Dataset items
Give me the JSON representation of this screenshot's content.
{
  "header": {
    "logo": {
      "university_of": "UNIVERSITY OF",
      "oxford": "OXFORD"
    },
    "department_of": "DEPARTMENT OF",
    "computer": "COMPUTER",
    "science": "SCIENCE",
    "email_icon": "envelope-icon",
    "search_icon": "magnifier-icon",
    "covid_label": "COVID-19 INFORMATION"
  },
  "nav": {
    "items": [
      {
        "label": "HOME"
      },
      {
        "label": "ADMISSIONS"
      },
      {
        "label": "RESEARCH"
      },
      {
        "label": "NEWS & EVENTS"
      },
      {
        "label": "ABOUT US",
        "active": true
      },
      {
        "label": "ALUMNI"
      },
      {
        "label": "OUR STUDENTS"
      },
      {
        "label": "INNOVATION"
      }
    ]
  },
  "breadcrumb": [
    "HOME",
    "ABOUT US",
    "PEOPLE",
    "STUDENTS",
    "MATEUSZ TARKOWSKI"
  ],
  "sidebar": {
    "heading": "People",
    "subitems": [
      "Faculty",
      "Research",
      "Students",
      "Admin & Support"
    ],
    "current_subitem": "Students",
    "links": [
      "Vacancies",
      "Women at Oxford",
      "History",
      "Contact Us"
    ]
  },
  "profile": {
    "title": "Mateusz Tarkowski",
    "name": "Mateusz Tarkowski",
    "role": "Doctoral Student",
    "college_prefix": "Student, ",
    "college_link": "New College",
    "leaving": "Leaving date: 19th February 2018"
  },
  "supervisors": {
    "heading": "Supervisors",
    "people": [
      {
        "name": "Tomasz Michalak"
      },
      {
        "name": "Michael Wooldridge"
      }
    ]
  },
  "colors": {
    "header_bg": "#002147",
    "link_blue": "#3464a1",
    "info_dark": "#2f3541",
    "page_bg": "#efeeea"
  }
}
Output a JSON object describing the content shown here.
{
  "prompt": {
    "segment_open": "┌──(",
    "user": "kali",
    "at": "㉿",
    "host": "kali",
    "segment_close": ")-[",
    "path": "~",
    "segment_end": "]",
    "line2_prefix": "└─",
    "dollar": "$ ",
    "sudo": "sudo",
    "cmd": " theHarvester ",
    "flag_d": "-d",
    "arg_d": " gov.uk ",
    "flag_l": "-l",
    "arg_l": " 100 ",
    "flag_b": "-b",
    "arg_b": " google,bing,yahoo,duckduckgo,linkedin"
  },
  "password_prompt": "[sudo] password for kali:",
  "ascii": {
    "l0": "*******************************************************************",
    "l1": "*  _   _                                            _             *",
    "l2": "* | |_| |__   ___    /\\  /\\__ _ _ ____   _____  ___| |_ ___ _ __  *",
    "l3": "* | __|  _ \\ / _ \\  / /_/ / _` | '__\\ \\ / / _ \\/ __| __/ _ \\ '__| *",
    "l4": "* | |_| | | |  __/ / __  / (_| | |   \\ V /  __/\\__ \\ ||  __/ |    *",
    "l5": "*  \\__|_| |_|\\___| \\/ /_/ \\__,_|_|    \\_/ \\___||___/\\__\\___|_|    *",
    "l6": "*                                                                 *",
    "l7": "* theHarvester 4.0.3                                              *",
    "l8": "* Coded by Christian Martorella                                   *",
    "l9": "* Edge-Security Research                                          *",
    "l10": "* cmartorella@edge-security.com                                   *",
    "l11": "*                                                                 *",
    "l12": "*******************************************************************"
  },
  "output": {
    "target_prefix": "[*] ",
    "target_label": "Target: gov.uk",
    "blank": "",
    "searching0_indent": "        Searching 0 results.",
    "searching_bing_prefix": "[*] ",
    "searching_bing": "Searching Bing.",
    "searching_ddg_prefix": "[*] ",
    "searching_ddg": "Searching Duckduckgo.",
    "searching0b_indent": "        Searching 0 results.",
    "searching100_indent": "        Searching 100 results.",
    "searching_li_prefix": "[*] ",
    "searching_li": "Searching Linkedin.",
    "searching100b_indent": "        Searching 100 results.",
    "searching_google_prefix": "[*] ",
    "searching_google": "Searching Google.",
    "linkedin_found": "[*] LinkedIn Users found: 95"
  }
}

OBJECTIVE
Figure out how many lines above include the string "JSON", then report that number and nothing else.

SOLUTION TO THIS EXERCISE
2